* _Given instruction_
Please set down all the lines beneath this one exactly, without the pictures.

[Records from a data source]
######

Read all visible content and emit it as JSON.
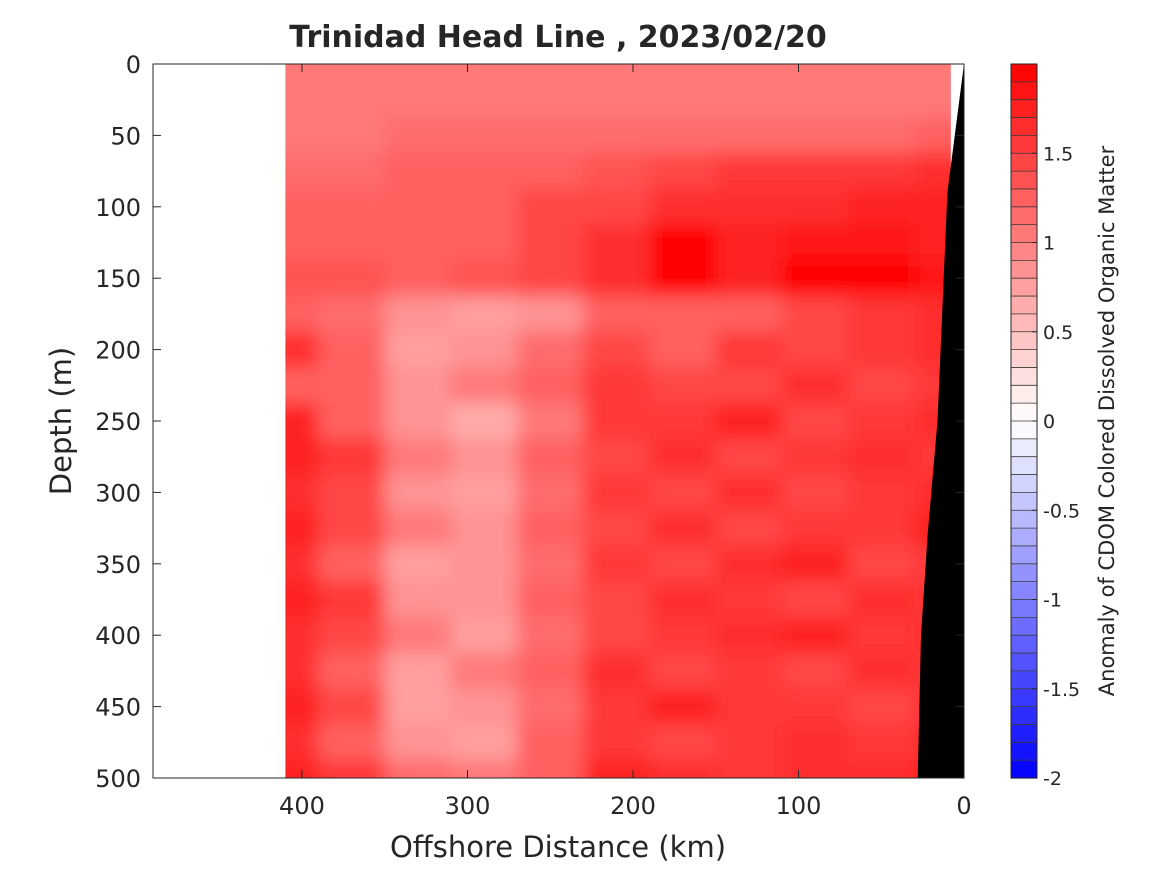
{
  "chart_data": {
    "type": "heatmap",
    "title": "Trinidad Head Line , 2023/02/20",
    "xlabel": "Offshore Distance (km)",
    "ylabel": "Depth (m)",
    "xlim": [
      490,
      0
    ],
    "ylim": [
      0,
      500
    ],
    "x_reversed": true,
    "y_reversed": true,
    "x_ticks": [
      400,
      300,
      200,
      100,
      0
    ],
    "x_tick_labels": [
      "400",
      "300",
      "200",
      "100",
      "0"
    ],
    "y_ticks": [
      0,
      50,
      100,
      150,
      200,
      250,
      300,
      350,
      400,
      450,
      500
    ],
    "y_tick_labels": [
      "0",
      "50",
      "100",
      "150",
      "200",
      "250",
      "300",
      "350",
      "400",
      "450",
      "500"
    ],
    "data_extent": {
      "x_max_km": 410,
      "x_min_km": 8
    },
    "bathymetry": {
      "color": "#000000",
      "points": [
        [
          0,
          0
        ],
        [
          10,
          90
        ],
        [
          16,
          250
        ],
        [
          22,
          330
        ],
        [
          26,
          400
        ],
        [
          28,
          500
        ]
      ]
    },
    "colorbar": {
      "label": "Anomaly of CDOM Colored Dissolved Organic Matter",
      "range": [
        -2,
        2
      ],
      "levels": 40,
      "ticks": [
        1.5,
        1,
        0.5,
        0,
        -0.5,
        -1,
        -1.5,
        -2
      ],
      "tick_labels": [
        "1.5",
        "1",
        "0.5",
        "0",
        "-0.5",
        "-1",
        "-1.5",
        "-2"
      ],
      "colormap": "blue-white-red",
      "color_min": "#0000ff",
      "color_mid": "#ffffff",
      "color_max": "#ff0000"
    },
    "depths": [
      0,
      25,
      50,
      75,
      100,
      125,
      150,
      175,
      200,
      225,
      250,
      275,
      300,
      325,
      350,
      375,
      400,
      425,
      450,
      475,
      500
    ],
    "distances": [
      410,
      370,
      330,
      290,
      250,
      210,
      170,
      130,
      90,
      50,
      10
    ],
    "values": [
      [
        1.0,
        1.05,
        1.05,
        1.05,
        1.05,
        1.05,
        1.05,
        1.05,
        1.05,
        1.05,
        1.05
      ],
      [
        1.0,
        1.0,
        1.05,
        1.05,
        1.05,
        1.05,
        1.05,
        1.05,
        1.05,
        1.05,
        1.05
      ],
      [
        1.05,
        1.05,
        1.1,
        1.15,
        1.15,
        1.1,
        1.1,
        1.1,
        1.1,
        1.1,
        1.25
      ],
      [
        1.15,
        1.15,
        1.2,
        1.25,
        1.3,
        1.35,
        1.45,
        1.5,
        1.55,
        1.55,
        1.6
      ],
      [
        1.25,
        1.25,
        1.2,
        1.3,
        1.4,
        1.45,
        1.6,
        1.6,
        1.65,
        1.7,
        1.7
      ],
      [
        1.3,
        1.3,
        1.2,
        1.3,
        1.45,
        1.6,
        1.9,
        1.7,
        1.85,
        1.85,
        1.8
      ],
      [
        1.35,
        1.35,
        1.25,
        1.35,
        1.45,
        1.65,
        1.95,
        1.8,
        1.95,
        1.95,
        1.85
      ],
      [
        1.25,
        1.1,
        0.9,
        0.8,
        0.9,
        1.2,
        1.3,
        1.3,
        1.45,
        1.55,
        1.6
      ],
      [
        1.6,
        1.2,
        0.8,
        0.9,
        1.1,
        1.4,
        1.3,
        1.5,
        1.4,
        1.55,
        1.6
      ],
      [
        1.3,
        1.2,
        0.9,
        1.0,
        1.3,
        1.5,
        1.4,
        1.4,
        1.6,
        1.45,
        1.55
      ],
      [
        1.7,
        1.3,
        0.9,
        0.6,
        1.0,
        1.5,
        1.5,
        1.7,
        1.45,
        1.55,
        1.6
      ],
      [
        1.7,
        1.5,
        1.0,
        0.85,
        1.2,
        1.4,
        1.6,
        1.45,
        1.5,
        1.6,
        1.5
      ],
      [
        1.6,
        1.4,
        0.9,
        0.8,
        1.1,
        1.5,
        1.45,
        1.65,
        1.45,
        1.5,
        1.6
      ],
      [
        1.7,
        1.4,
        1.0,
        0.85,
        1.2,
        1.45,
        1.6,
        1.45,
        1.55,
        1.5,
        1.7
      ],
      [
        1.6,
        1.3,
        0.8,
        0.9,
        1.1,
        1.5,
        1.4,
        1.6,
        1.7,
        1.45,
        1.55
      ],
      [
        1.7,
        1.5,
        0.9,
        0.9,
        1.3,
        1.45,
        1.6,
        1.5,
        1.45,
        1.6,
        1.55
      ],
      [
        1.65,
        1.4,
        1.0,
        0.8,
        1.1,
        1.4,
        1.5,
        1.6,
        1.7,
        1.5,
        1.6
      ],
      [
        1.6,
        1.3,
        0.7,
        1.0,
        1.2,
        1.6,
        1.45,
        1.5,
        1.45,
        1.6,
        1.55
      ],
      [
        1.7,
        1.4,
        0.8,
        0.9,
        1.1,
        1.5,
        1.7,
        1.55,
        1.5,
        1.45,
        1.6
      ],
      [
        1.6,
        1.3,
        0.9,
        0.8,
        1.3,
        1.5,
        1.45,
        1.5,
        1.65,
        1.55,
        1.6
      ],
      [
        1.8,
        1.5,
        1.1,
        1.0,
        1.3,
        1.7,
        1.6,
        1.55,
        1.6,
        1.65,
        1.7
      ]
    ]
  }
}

######

* _Complete response_
Read all visible content and emit it as JSON.
{
  "chart_data": {
    "type": "heatmap",
    "title": "Trinidad Head Line , 2023/02/20",
    "xlabel": "Offshore Distance (km)",
    "ylabel": "Depth (m)",
    "xlim": [
      490,
      0
    ],
    "ylim": [
      0,
      500
    ],
    "x_reversed": true,
    "y_reversed": true,
    "x_ticks": [
      400,
      300,
      200,
      100,
      0
    ],
    "x_tick_labels": [
      "400",
      "300",
      "200",
      "100",
      "0"
    ],
    "y_ticks": [
      0,
      50,
      100,
      150,
      200,
      250,
      300,
      350,
      400,
      450,
      500
    ],
    "y_tick_labels": [
      "0",
      "50",
      "100",
      "150",
      "200",
      "250",
      "300",
      "350",
      "400",
      "450",
      "500"
    ],
    "data_extent": {
      "x_max_km": 410,
      "x_min_km": 8
    },
    "bathymetry": {
      "color": "#000000",
      "points": [
        [
          0,
          0
        ],
        [
          10,
          90
        ],
        [
          16,
          250
        ],
        [
          22,
          330
        ],
        [
          26,
          400
        ],
        [
          28,
          500
        ]
      ]
    },
    "colorbar": {
      "label": "Anomaly of CDOM Colored Dissolved Organic Matter",
      "range": [
        -2,
        2
      ],
      "levels": 40,
      "ticks": [
        1.5,
        1,
        0.5,
        0,
        -0.5,
        -1,
        -1.5,
        -2
      ],
      "tick_labels": [
        "1.5",
        "1",
        "0.5",
        "0",
        "-0.5",
        "-1",
        "-1.5",
        "-2"
      ],
      "colormap": "blue-white-red",
      "color_min": "#0000ff",
      "color_mid": "#ffffff",
      "color_max": "#ff0000"
    },
    "depths": [
      0,
      25,
      50,
      75,
      100,
      125,
      150,
      175,
      200,
      225,
      250,
      275,
      300,
      325,
      350,
      375,
      400,
      425,
      450,
      475,
      500
    ],
    "distances": [
      410,
      370,
      330,
      290,
      250,
      210,
      170,
      130,
      90,
      50,
      10
    ],
    "values": [
      [
        1.0,
        1.05,
        1.05,
        1.05,
        1.05,
        1.05,
        1.05,
        1.05,
        1.05,
        1.05,
        1.05
      ],
      [
        1.0,
        1.0,
        1.05,
        1.05,
        1.05,
        1.05,
        1.05,
        1.05,
        1.05,
        1.05,
        1.05
      ],
      [
        1.05,
        1.05,
        1.1,
        1.15,
        1.15,
        1.1,
        1.1,
        1.1,
        1.1,
        1.1,
        1.25
      ],
      [
        1.15,
        1.15,
        1.2,
        1.25,
        1.3,
        1.35,
        1.45,
        1.5,
        1.55,
        1.55,
        1.6
      ],
      [
        1.25,
        1.25,
        1.2,
        1.3,
        1.4,
        1.45,
        1.6,
        1.6,
        1.65,
        1.7,
        1.7
      ],
      [
        1.3,
        1.3,
        1.2,
        1.3,
        1.45,
        1.6,
        1.9,
        1.7,
        1.85,
        1.85,
        1.8
      ],
      [
        1.35,
        1.35,
        1.25,
        1.35,
        1.45,
        1.65,
        1.95,
        1.8,
        1.95,
        1.95,
        1.85
      ],
      [
        1.25,
        1.1,
        0.9,
        0.8,
        0.9,
        1.2,
        1.3,
        1.3,
        1.45,
        1.55,
        1.6
      ],
      [
        1.6,
        1.2,
        0.8,
        0.9,
        1.1,
        1.4,
        1.3,
        1.5,
        1.4,
        1.55,
        1.6
      ],
      [
        1.3,
        1.2,
        0.9,
        1.0,
        1.3,
        1.5,
        1.4,
        1.4,
        1.6,
        1.45,
        1.55
      ],
      [
        1.7,
        1.3,
        0.9,
        0.6,
        1.0,
        1.5,
        1.5,
        1.7,
        1.45,
        1.55,
        1.6
      ],
      [
        1.7,
        1.5,
        1.0,
        0.85,
        1.2,
        1.4,
        1.6,
        1.45,
        1.5,
        1.6,
        1.5
      ],
      [
        1.6,
        1.4,
        0.9,
        0.8,
        1.1,
        1.5,
        1.45,
        1.65,
        1.45,
        1.5,
        1.6
      ],
      [
        1.7,
        1.4,
        1.0,
        0.85,
        1.2,
        1.45,
        1.6,
        1.45,
        1.55,
        1.5,
        1.7
      ],
      [
        1.6,
        1.3,
        0.8,
        0.9,
        1.1,
        1.5,
        1.4,
        1.6,
        1.7,
        1.45,
        1.55
      ],
      [
        1.7,
        1.5,
        0.9,
        0.9,
        1.3,
        1.45,
        1.6,
        1.5,
        1.45,
        1.6,
        1.55
      ],
      [
        1.65,
        1.4,
        1.0,
        0.8,
        1.1,
        1.4,
        1.5,
        1.6,
        1.7,
        1.5,
        1.6
      ],
      [
        1.6,
        1.3,
        0.7,
        1.0,
        1.2,
        1.6,
        1.45,
        1.5,
        1.45,
        1.6,
        1.55
      ],
      [
        1.7,
        1.4,
        0.8,
        0.9,
        1.1,
        1.5,
        1.7,
        1.55,
        1.5,
        1.45,
        1.6
      ],
      [
        1.6,
        1.3,
        0.9,
        0.8,
        1.3,
        1.5,
        1.45,
        1.5,
        1.65,
        1.55,
        1.6
      ],
      [
        1.8,
        1.5,
        1.1,
        1.0,
        1.3,
        1.7,
        1.6,
        1.55,
        1.6,
        1.65,
        1.7
      ]
    ]
  }
}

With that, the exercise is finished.